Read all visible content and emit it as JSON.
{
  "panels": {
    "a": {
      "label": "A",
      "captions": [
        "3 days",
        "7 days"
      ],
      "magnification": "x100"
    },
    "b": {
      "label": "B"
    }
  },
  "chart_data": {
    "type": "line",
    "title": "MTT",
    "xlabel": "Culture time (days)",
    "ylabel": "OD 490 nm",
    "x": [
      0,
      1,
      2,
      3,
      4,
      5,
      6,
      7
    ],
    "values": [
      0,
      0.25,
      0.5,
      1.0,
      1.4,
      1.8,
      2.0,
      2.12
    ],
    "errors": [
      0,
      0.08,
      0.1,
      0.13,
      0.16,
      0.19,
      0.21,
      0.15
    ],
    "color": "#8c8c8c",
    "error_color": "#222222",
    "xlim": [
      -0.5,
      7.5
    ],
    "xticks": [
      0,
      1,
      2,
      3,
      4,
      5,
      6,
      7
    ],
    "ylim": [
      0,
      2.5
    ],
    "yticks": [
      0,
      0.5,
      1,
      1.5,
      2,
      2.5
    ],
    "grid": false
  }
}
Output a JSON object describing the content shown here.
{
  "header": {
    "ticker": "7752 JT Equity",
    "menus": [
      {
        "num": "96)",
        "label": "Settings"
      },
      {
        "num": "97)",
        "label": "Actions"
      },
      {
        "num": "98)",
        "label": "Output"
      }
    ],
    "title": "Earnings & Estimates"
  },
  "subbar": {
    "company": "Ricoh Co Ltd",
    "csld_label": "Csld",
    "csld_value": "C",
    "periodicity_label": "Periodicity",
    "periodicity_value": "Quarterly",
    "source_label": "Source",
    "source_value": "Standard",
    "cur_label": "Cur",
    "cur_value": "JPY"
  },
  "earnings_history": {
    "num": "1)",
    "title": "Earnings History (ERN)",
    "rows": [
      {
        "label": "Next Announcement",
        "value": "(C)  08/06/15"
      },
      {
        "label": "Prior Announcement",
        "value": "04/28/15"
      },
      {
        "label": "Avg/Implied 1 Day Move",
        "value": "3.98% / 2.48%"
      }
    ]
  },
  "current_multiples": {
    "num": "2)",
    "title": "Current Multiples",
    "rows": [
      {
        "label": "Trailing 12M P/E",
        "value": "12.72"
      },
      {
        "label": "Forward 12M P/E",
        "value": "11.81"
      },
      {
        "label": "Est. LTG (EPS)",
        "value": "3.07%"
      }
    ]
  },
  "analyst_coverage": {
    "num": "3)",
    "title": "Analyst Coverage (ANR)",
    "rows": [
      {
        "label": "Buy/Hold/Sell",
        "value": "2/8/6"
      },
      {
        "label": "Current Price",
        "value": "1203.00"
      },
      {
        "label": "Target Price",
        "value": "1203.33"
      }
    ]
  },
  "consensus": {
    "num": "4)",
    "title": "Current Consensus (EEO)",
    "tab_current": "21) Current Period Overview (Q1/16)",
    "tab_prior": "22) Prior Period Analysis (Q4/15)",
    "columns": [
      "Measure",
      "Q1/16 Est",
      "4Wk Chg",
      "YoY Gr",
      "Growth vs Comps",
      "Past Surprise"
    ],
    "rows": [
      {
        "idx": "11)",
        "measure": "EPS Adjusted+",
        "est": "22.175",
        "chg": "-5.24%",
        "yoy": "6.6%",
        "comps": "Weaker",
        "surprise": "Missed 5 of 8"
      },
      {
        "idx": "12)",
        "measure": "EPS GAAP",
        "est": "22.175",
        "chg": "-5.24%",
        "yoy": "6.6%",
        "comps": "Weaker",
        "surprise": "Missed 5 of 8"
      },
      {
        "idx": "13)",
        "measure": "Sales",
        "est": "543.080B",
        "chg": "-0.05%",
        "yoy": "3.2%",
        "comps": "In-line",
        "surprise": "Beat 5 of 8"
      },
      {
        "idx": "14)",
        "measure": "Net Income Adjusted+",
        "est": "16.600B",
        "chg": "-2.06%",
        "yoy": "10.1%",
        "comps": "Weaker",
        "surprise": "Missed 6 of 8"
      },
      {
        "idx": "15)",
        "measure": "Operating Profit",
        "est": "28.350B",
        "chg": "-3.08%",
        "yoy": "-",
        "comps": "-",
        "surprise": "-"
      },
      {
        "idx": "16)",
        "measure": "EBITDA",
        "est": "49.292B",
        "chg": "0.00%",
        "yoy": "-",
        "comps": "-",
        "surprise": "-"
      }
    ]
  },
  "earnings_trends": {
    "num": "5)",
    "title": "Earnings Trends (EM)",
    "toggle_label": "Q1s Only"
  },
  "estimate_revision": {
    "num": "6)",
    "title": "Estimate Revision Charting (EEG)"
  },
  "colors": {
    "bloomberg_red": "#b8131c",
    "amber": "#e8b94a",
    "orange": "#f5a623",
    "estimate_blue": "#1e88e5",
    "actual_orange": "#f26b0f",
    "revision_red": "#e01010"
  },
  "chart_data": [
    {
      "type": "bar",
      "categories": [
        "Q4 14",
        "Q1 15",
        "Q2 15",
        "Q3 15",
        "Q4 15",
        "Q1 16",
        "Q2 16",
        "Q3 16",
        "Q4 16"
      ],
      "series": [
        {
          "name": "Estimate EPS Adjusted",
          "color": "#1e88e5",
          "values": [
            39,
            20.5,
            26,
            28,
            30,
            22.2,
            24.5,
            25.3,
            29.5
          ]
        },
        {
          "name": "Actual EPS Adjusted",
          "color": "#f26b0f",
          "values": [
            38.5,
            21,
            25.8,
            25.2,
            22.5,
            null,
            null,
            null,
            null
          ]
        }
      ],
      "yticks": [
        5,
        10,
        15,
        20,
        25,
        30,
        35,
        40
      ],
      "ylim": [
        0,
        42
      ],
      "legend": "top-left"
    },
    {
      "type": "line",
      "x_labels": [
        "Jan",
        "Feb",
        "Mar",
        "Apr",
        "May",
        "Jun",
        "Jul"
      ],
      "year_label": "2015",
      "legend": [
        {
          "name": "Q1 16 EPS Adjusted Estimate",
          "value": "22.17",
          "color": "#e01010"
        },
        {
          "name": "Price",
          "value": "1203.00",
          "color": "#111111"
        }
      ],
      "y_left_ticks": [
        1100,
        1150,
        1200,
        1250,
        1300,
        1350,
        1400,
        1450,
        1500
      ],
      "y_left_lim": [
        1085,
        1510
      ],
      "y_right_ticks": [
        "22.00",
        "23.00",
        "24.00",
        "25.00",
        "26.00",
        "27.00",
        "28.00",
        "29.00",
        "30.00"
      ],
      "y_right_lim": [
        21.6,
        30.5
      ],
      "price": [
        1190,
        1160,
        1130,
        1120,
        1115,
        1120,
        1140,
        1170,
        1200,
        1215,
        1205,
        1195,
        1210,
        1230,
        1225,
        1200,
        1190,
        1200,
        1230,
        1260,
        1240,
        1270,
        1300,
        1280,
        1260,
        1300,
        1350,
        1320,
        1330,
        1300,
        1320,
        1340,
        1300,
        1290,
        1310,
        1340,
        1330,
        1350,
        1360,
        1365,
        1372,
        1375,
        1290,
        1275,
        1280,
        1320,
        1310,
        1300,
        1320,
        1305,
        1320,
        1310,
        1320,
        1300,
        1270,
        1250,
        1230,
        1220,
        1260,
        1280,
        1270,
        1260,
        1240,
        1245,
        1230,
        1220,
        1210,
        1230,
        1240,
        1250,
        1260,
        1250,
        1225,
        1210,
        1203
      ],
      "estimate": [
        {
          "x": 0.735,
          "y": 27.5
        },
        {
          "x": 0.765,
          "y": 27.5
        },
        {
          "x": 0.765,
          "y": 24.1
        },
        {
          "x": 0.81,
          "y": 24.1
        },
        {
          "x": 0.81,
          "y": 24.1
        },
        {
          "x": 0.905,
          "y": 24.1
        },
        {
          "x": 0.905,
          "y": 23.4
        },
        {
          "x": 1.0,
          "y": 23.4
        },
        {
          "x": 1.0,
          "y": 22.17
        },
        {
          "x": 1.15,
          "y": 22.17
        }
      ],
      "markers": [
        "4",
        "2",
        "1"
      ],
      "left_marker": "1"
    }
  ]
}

## What the task asks
Search the data above for the string "Output" and copy each line that has it.

## The answer
Output a JSON object describing the content shown here.
        "label": "Output"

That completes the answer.